(begin)

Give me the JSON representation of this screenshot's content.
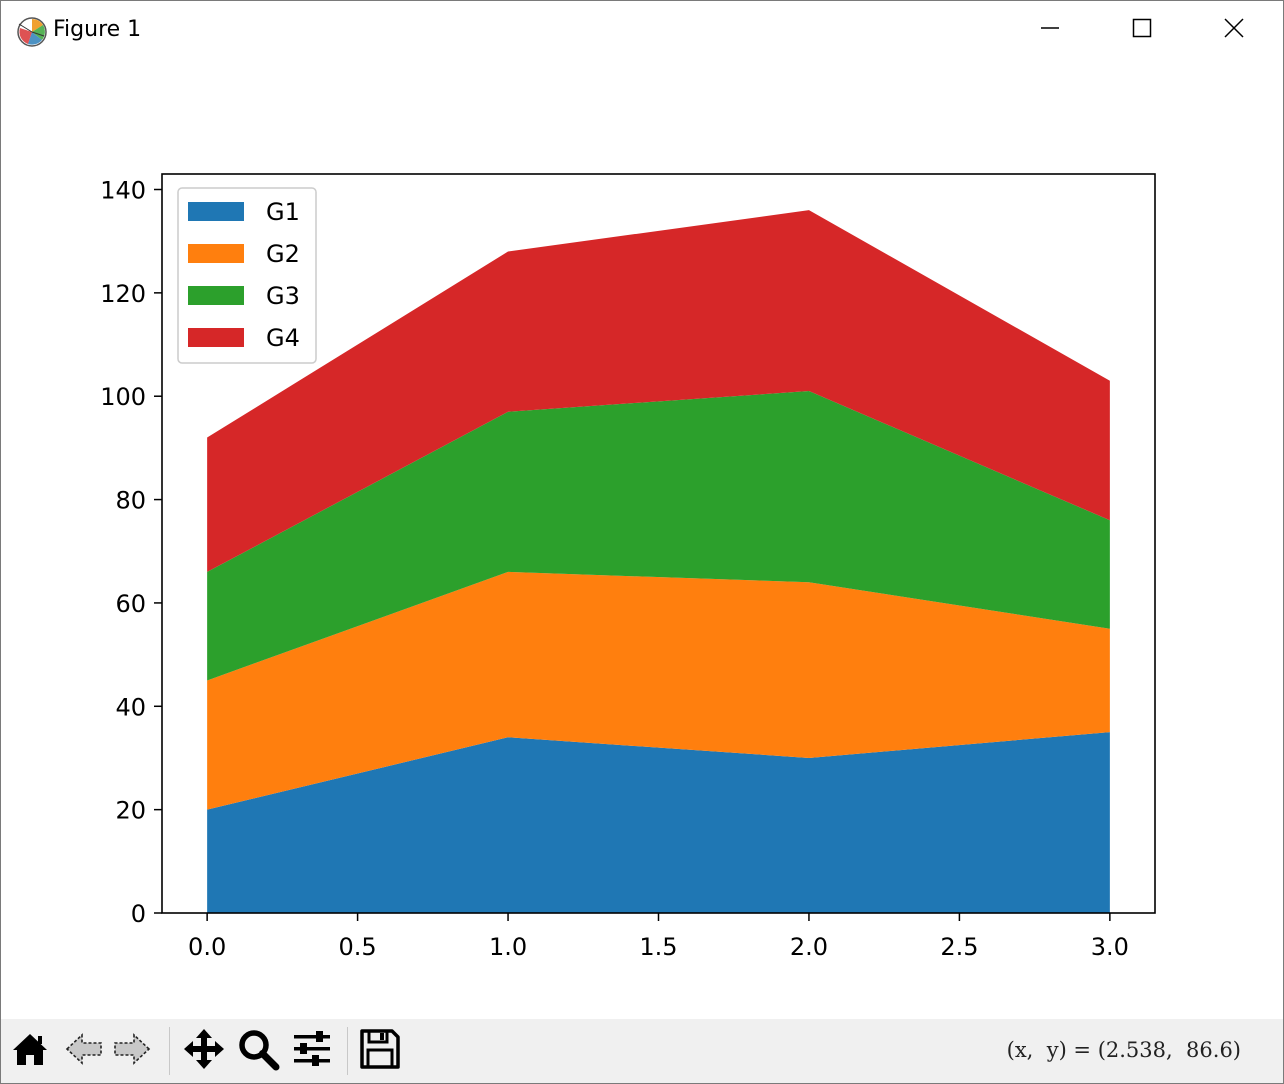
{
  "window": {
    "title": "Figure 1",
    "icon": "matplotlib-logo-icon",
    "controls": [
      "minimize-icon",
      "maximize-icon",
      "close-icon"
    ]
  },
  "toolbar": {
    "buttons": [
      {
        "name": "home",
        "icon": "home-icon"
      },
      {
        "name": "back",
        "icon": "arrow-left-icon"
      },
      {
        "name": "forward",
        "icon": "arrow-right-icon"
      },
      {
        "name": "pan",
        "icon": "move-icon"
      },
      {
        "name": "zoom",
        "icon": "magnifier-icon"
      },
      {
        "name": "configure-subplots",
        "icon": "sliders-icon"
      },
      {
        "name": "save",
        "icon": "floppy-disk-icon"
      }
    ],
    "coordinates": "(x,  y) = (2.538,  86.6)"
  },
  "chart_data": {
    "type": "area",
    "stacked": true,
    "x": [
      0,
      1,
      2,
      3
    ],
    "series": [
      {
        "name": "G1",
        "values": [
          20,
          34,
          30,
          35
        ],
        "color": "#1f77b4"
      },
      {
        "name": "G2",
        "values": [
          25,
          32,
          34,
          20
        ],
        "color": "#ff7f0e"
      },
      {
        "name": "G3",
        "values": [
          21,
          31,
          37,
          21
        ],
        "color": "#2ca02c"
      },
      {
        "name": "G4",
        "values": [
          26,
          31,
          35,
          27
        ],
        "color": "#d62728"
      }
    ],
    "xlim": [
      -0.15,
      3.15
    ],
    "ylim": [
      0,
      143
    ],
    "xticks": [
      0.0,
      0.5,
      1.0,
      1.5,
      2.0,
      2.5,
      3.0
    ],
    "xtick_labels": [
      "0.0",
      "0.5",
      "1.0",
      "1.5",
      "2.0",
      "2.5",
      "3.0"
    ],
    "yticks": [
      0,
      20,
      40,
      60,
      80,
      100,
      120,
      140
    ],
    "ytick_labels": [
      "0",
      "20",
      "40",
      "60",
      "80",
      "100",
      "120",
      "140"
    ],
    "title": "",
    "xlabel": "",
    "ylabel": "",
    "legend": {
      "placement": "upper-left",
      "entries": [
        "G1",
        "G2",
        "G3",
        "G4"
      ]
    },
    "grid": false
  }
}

(end)

- _Objective_
Only lines with the word "icon" should be collected from the material.

- _Expected answer_
    "icon": "matplotlib-logo-icon",
      "minimize-icon",
      "maximize-icon",
      "close-icon"
        "icon": "home-icon"
        "icon": "arrow-left-icon"
        "icon": "arrow-right-icon"
        "icon": "move-icon"
        "icon": "magnifier-icon"
        "icon": "sliders-icon"
        "icon": "floppy-disk-icon"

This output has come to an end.